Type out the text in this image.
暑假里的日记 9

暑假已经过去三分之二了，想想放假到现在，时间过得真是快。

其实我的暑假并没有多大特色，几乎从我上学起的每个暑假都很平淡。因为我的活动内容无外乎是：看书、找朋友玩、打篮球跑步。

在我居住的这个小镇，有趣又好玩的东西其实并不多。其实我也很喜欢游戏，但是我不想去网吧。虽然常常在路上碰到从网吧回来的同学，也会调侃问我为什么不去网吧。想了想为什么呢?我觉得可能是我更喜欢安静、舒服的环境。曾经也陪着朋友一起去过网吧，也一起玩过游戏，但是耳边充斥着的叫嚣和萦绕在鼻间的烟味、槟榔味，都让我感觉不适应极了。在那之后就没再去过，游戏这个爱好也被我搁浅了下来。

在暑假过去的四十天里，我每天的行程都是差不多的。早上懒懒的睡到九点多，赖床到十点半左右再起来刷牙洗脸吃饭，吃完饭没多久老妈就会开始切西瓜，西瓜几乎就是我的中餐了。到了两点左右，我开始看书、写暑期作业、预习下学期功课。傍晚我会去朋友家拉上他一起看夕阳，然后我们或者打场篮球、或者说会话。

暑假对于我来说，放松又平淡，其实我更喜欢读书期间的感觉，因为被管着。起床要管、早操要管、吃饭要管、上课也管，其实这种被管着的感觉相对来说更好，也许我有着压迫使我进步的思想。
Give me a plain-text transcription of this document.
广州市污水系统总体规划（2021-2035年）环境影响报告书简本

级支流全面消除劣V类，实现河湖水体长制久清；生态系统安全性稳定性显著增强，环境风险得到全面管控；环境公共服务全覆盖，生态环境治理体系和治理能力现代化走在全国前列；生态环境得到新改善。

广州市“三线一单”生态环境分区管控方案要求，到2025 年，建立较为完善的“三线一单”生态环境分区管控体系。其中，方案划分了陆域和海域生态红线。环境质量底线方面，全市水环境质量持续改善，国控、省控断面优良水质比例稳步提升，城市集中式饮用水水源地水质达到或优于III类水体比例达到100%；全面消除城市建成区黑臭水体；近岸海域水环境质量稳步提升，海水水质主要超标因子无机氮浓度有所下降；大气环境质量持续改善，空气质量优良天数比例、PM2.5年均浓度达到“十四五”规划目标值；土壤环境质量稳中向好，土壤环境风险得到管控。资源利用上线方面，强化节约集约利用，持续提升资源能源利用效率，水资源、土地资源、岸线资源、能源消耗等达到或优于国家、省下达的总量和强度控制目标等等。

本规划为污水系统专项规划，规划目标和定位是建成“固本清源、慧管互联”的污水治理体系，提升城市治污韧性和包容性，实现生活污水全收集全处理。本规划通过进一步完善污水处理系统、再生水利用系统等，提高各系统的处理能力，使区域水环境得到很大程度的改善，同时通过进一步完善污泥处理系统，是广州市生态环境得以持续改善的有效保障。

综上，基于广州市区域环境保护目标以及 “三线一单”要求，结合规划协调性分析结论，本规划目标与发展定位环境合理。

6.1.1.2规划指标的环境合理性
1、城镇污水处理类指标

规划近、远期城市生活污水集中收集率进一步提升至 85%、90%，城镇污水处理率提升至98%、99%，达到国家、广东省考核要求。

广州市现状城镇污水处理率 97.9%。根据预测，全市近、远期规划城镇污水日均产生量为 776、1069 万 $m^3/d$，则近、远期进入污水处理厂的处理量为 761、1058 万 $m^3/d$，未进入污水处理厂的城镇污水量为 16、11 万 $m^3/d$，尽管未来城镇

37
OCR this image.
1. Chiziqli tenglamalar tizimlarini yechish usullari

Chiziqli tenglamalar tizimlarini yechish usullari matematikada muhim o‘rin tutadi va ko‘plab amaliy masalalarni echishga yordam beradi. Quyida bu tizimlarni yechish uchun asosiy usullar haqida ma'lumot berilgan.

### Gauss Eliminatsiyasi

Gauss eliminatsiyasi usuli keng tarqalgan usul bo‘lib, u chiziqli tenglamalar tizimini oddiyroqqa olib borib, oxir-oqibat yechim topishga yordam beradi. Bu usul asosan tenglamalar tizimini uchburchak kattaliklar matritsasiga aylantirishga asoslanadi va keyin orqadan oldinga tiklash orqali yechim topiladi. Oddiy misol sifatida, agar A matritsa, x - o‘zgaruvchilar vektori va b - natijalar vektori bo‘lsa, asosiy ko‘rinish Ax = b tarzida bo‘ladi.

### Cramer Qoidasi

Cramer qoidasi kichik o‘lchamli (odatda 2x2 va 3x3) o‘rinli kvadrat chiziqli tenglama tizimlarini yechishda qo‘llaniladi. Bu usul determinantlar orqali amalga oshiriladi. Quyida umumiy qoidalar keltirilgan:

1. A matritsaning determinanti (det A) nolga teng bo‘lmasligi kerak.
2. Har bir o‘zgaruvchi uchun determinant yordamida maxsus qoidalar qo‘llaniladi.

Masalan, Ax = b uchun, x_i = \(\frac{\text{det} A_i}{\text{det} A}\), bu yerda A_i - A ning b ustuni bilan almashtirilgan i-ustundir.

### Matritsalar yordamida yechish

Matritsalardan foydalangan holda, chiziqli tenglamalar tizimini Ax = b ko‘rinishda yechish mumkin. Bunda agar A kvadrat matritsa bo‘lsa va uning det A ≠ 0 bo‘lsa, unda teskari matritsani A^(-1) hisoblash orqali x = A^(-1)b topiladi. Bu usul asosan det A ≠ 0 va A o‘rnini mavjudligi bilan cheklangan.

## TO BE DONE:
Print every record above exactly as written.

## ANSWER:
Type out the text in this image.
暑假里的日记 9

暑假已经过去三分之二了，想想放假到现在，时间过得真是快。

其实我的暑假并没有多大特色，几乎从我上学起的每个暑假都很平淡。因为我的活动内容无外乎是：看书、找朋友玩、打篮球跑步。

在我居住的这个小镇，有趣又好玩的东西其实并不多。其实我也很喜欢游戏，但是我不想去网吧。虽然常常在路上碰到从网吧回来的同学，也会调侃问我为什么不去网吧。想了想为什么呢?我觉得可能是我更喜欢安静、舒服的环境。曾经也陪着朋友一起去过网吧，也一起玩过游戏，但是耳边充斥着的叫嚣和萦绕在鼻间的烟味、槟榔味，都让我感觉不适应极了。在那之后就没再去过，游戏这个爱好也被我搁浅了下来。

在暑假过去的四十天里，我每天的行程都是差不多的。早上懒懒的睡到九点多，赖床到十点半左右再起来刷牙洗脸吃饭，吃完饭没多久老妈就会开始切西瓜，西瓜几乎就是我的中餐了。到了两点左右，我开始看书、写暑期作业、预习下学期功课。傍晚我会去朋友家拉上他一起看夕阳，然后我们或者打场篮球、或者说会话。

暑假对于我来说，放松又平淡，其实我更喜欢读书期间的感觉，因为被管着。起床要管、早操要管、吃饭要管、上课也管，其实这种被管着的感觉相对来说更好，也许我有着压迫使我进步的思想。
Give me a plain-text transcription of this document.
广州市污水系统总体规划（2021-2035年）环境影响报告书简本

级支流全面消除劣V类，实现河湖水体长制久清；生态系统安全性稳定性显著增强，环境风险得到全面管控；环境公共服务全覆盖，生态环境治理体系和治理能力现代化走在全国前列；生态环境得到新改善。

广州市“三线一单”生态环境分区管控方案要求，到2025 年，建立较为完善的“三线一单”生态环境分区管控体系。其中，方案划分了陆域和海域生态红线。环境质量底线方面，全市水环境质量持续改善，国控、省控断面优良水质比例稳步提升，城市集中式饮用水水源地水质达到或优于III类水体比例达到100%；全面消除城市建成区黑臭水体；近岸海域水环境质量稳步提升，海水水质主要超标因子无机氮浓度有所下降；大气环境质量持续改善，空气质量优良天数比例、PM2.5年均浓度达到“十四五”规划目标值；土壤环境质量稳中向好，土壤环境风险得到管控。资源利用上线方面，强化节约集约利用，持续提升资源能源利用效率，水资源、土地资源、岸线资源、能源消耗等达到或优于国家、省下达的总量和强度控制目标等等。

本规划为污水系统专项规划，规划目标和定位是建成“固本清源、慧管互联”的污水治理体系，提升城市治污韧性和包容性，实现生活污水全收集全处理。本规划通过进一步完善污水处理系统、再生水利用系统等，提高各系统的处理能力，使区域水环境得到很大程度的改善，同时通过进一步完善污泥处理系统，是广州市生态环境得以持续改善的有效保障。

综上，基于广州市区域环境保护目标以及 “三线一单”要求，结合规划协调性分析结论，本规划目标与发展定位环境合理。

6.1.1.2规划指标的环境合理性
1、城镇污水处理类指标

规划近、远期城市生活污水集中收集率进一步提升至 85%、90%，城镇污水处理率提升至98%、99%，达到国家、广东省考核要求。

广州市现状城镇污水处理率 97.9%。根据预测，全市近、远期规划城镇污水日均产生量为 776、1069 万 $m^3/d$，则近、远期进入污水处理厂的处理量为 761、1058 万 $m^3/d$，未进入污水处理厂的城镇污水量为 16、11 万 $m^3/d$，尽管未来城镇

37
OCR this image.
1. Chiziqli tenglamalar tizimlarini yechish usullari

Chiziqli tenglamalar tizimlarini yechish usullari matematikada muhim o‘rin tutadi va ko‘plab amaliy masalalarni echishga yordam beradi. Quyida bu tizimlarni yechish uchun asosiy usullar haqida ma'lumot berilgan.

### Gauss Eliminatsiyasi

Gauss eliminatsiyasi usuli keng tarqalgan usul bo‘lib, u chiziqli tenglamalar tizimini oddiyroqqa olib borib, oxir-oqibat yechim topishga yordam beradi. Bu usul asosan tenglamalar tizimini uchburchak kattaliklar matritsasiga aylantirishga asoslanadi va keyin orqadan oldinga tiklash orqali yechim topiladi. Oddiy misol sifatida, agar A matritsa, x - o‘zgaruvchilar vektori va b - natijalar vektori bo‘lsa, asosiy ko‘rinish Ax = b tarzida bo‘ladi.

### Cramer Qoidasi

Cramer qoidasi kichik o‘lchamli (odatda 2x2 va 3x3) o‘rinli kvadrat chiziqli tenglama tizimlarini yechishda qo‘llaniladi. Bu usul determinantlar orqali amalga oshiriladi. Quyida umumiy qoidalar keltirilgan:

1. A matritsaning determinanti (det A) nolga teng bo‘lmasligi kerak.
2. Har bir o‘zgaruvchi uchun determinant yordamida maxsus qoidalar qo‘llaniladi.

Masalan, Ax = b uchun, x_i = \(\frac{\text{det} A_i}{\text{det} A}\), bu yerda A_i - A ning b ustuni bilan almashtirilgan i-ustundir.

### Matritsalar yordamida yechish

Matritsalardan foydalangan holda, chiziqli tenglamalar tizimini Ax = b ko‘rinishda yechish mumkin. Bunda agar A kvadrat matritsa bo‘lsa va uning det A ≠ 0 bo‘lsa, unda teskari matritsani A^(-1) hisoblash orqali x = A^(-1)b topiladi. Bu usul asosan det A ≠ 0 va A o‘rnini mavjudligi bilan cheklangan.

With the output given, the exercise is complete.